Figure collection entries
========================================
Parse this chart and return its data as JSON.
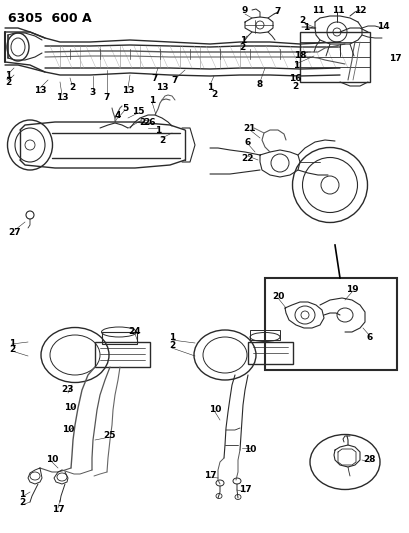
{
  "title": "6305  600 A",
  "bg": "#ffffff",
  "lc": "#2a2a2a",
  "tc": "#000000",
  "fig_w": 4.1,
  "fig_h": 5.33,
  "dpi": 100
}
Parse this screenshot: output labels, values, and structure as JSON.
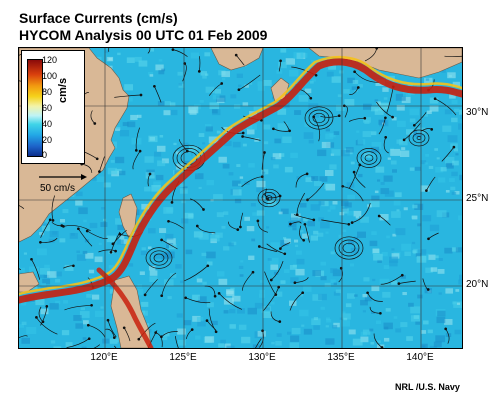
{
  "title": {
    "line1": "Surface Currents (cm/s)",
    "line2": "HYCOM Analysis 00 UTC 01 Feb 2009"
  },
  "colorbar": {
    "unit": "cm/s",
    "ticks": [
      "120",
      "100",
      "80",
      "60",
      "40",
      "20",
      "0"
    ],
    "colors": [
      "#0b2e8c",
      "#22a8e6",
      "#bff3f6",
      "#f5d21a",
      "#f29a10",
      "#d9400d",
      "#8a0a0a"
    ]
  },
  "scale_vector": {
    "label": "50 cm/s"
  },
  "latitude_labels": [
    "30°N",
    "25°N",
    "20°N"
  ],
  "longitude_labels": [
    "120°E",
    "125°E",
    "130°E",
    "135°E",
    "140°E"
  ],
  "credit": "NRL /U.S. Navy",
  "colors": {
    "land": "#d9b896",
    "ocean_base": "#29b6e0",
    "fast_current": "#8a0a0a",
    "gridline": "#444444"
  }
}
========================================
### What you should do
In the records above, tally the lines where the word "Parse" appears, and give the number and nothing else.

### Completed task
2